-- Begin GIVEN RECORDS --

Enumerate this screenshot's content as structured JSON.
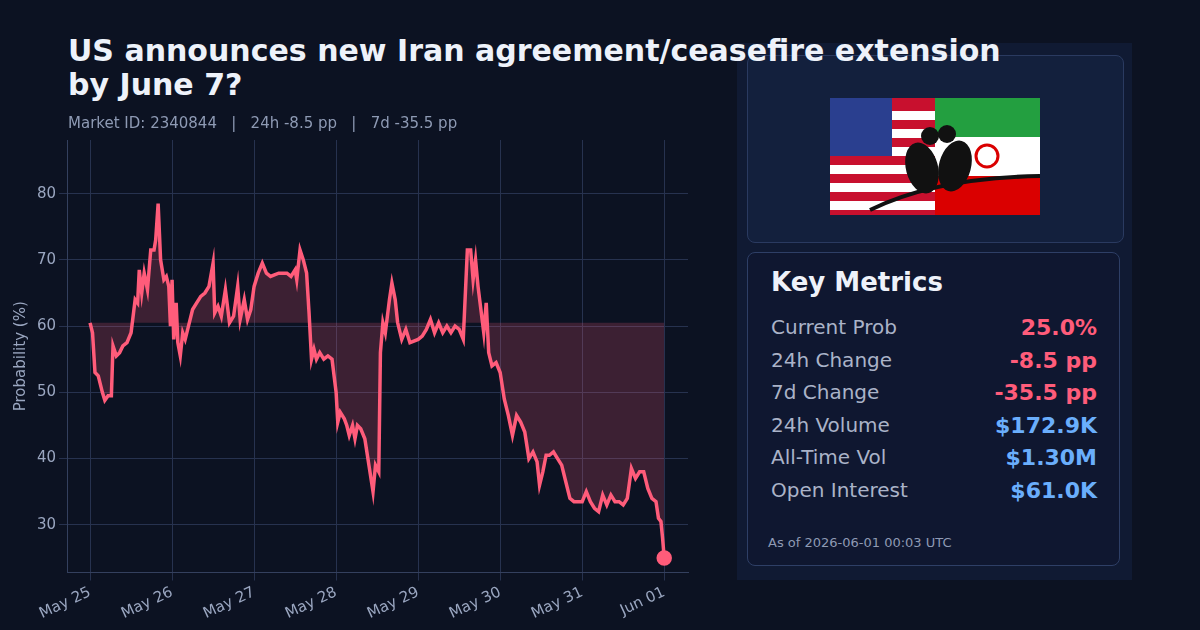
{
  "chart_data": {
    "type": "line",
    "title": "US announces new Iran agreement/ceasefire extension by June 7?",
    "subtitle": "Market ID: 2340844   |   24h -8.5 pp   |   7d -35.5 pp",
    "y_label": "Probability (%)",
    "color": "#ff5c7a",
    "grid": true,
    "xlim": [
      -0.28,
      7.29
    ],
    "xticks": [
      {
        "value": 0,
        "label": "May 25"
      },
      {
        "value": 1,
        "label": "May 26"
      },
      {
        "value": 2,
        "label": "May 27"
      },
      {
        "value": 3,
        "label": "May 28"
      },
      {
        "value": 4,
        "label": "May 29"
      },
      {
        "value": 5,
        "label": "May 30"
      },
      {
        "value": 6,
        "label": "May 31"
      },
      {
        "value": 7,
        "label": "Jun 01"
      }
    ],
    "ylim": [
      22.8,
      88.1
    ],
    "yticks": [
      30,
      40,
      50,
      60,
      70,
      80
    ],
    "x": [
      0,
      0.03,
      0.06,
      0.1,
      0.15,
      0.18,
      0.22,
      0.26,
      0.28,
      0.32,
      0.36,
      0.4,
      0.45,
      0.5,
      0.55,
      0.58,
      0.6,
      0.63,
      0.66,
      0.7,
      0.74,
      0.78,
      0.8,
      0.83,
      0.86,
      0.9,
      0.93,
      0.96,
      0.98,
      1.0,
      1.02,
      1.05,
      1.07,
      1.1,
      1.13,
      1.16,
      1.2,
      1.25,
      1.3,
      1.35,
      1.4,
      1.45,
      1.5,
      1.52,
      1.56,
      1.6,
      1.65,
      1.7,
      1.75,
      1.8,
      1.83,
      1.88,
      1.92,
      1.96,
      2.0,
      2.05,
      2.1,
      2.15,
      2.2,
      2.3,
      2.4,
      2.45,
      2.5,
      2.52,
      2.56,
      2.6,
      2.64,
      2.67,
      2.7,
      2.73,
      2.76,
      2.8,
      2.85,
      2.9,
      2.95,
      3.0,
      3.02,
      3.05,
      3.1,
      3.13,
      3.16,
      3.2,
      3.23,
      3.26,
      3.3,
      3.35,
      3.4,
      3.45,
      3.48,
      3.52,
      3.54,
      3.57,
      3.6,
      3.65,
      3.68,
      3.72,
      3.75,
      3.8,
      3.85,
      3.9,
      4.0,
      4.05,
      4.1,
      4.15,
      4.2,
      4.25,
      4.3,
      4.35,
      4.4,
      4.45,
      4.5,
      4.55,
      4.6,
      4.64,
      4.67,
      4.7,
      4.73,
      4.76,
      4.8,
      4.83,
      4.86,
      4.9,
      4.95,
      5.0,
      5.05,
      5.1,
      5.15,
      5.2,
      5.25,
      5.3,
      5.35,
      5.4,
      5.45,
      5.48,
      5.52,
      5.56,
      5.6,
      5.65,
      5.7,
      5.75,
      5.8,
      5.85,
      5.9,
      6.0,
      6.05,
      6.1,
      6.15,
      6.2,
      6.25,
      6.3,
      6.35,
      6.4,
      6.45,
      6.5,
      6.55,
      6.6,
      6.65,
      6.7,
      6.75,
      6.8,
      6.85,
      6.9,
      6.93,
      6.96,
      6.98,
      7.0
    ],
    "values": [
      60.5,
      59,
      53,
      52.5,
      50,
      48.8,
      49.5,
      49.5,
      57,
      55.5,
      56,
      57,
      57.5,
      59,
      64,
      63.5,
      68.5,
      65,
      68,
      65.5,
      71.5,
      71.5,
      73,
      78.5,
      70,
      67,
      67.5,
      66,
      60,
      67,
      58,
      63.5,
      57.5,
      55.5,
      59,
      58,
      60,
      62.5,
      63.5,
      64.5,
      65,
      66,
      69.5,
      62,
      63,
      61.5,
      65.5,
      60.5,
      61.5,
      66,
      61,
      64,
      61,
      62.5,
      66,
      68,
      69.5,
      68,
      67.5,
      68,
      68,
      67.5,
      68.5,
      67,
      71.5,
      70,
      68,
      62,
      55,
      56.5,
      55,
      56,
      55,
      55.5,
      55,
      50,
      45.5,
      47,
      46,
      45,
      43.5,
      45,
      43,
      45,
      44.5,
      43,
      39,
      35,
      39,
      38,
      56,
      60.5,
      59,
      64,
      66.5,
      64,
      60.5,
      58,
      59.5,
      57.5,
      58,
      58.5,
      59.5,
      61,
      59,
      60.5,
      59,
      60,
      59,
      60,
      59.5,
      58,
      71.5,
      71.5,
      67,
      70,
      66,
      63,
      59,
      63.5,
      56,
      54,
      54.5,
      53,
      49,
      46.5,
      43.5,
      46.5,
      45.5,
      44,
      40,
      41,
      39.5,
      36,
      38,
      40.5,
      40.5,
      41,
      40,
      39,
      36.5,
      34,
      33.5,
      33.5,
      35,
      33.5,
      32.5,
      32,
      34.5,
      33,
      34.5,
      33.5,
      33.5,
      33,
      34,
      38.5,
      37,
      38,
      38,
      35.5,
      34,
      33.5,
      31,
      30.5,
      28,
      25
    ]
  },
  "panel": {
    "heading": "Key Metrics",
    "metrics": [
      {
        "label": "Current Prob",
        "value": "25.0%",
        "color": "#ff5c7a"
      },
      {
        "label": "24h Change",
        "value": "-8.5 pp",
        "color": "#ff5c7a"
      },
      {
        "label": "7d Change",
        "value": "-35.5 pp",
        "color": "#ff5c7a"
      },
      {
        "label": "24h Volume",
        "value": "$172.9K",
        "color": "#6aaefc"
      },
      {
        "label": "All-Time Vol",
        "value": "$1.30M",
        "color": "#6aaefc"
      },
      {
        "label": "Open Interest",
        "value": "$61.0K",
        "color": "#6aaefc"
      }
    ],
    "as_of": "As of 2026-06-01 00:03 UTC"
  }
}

-- End GIVEN RECORDS --

**WHAT THE EXERCISE ASKS**
Please write out all of the material above without changing a word, and omit any pictures.

**TASK RESULT**
Enumerate this screenshot's content as structured JSON.
{
  "chart_data": {
    "type": "line",
    "title": "US announces new Iran agreement/ceasefire extension by June 7?",
    "subtitle": "Market ID: 2340844   |   24h -8.5 pp   |   7d -35.5 pp",
    "y_label": "Probability (%)",
    "color": "#ff5c7a",
    "grid": true,
    "xlim": [
      -0.28,
      7.29
    ],
    "xticks": [
      {
        "value": 0,
        "label": "May 25"
      },
      {
        "value": 1,
        "label": "May 26"
      },
      {
        "value": 2,
        "label": "May 27"
      },
      {
        "value": 3,
        "label": "May 28"
      },
      {
        "value": 4,
        "label": "May 29"
      },
      {
        "value": 5,
        "label": "May 30"
      },
      {
        "value": 6,
        "label": "May 31"
      },
      {
        "value": 7,
        "label": "Jun 01"
      }
    ],
    "ylim": [
      22.8,
      88.1
    ],
    "yticks": [
      30,
      40,
      50,
      60,
      70,
      80
    ],
    "x": [
      0,
      0.03,
      0.06,
      0.1,
      0.15,
      0.18,
      0.22,
      0.26,
      0.28,
      0.32,
      0.36,
      0.4,
      0.45,
      0.5,
      0.55,
      0.58,
      0.6,
      0.63,
      0.66,
      0.7,
      0.74,
      0.78,
      0.8,
      0.83,
      0.86,
      0.9,
      0.93,
      0.96,
      0.98,
      1.0,
      1.02,
      1.05,
      1.07,
      1.1,
      1.13,
      1.16,
      1.2,
      1.25,
      1.3,
      1.35,
      1.4,
      1.45,
      1.5,
      1.52,
      1.56,
      1.6,
      1.65,
      1.7,
      1.75,
      1.8,
      1.83,
      1.88,
      1.92,
      1.96,
      2.0,
      2.05,
      2.1,
      2.15,
      2.2,
      2.3,
      2.4,
      2.45,
      2.5,
      2.52,
      2.56,
      2.6,
      2.64,
      2.67,
      2.7,
      2.73,
      2.76,
      2.8,
      2.85,
      2.9,
      2.95,
      3.0,
      3.02,
      3.05,
      3.1,
      3.13,
      3.16,
      3.2,
      3.23,
      3.26,
      3.3,
      3.35,
      3.4,
      3.45,
      3.48,
      3.52,
      3.54,
      3.57,
      3.6,
      3.65,
      3.68,
      3.72,
      3.75,
      3.8,
      3.85,
      3.9,
      4.0,
      4.05,
      4.1,
      4.15,
      4.2,
      4.25,
      4.3,
      4.35,
      4.4,
      4.45,
      4.5,
      4.55,
      4.6,
      4.64,
      4.67,
      4.7,
      4.73,
      4.76,
      4.8,
      4.83,
      4.86,
      4.9,
      4.95,
      5.0,
      5.05,
      5.1,
      5.15,
      5.2,
      5.25,
      5.3,
      5.35,
      5.4,
      5.45,
      5.48,
      5.52,
      5.56,
      5.6,
      5.65,
      5.7,
      5.75,
      5.8,
      5.85,
      5.9,
      6.0,
      6.05,
      6.1,
      6.15,
      6.2,
      6.25,
      6.3,
      6.35,
      6.4,
      6.45,
      6.5,
      6.55,
      6.6,
      6.65,
      6.7,
      6.75,
      6.8,
      6.85,
      6.9,
      6.93,
      6.96,
      6.98,
      7.0
    ],
    "values": [
      60.5,
      59,
      53,
      52.5,
      50,
      48.8,
      49.5,
      49.5,
      57,
      55.5,
      56,
      57,
      57.5,
      59,
      64,
      63.5,
      68.5,
      65,
      68,
      65.5,
      71.5,
      71.5,
      73,
      78.5,
      70,
      67,
      67.5,
      66,
      60,
      67,
      58,
      63.5,
      57.5,
      55.5,
      59,
      58,
      60,
      62.5,
      63.5,
      64.5,
      65,
      66,
      69.5,
      62,
      63,
      61.5,
      65.5,
      60.5,
      61.5,
      66,
      61,
      64,
      61,
      62.5,
      66,
      68,
      69.5,
      68,
      67.5,
      68,
      68,
      67.5,
      68.5,
      67,
      71.5,
      70,
      68,
      62,
      55,
      56.5,
      55,
      56,
      55,
      55.5,
      55,
      50,
      45.5,
      47,
      46,
      45,
      43.5,
      45,
      43,
      45,
      44.5,
      43,
      39,
      35,
      39,
      38,
      56,
      60.5,
      59,
      64,
      66.5,
      64,
      60.5,
      58,
      59.5,
      57.5,
      58,
      58.5,
      59.5,
      61,
      59,
      60.5,
      59,
      60,
      59,
      60,
      59.5,
      58,
      71.5,
      71.5,
      67,
      70,
      66,
      63,
      59,
      63.5,
      56,
      54,
      54.5,
      53,
      49,
      46.5,
      43.5,
      46.5,
      45.5,
      44,
      40,
      41,
      39.5,
      36,
      38,
      40.5,
      40.5,
      41,
      40,
      39,
      36.5,
      34,
      33.5,
      33.5,
      35,
      33.5,
      32.5,
      32,
      34.5,
      33,
      34.5,
      33.5,
      33.5,
      33,
      34,
      38.5,
      37,
      38,
      38,
      35.5,
      34,
      33.5,
      31,
      30.5,
      28,
      25
    ]
  },
  "panel": {
    "heading": "Key Metrics",
    "metrics": [
      {
        "label": "Current Prob",
        "value": "25.0%",
        "color": "#ff5c7a"
      },
      {
        "label": "24h Change",
        "value": "-8.5 pp",
        "color": "#ff5c7a"
      },
      {
        "label": "7d Change",
        "value": "-35.5 pp",
        "color": "#ff5c7a"
      },
      {
        "label": "24h Volume",
        "value": "$172.9K",
        "color": "#6aaefc"
      },
      {
        "label": "All-Time Vol",
        "value": "$1.30M",
        "color": "#6aaefc"
      },
      {
        "label": "Open Interest",
        "value": "$61.0K",
        "color": "#6aaefc"
      }
    ],
    "as_of": "As of 2026-06-01 00:03 UTC"
  }
}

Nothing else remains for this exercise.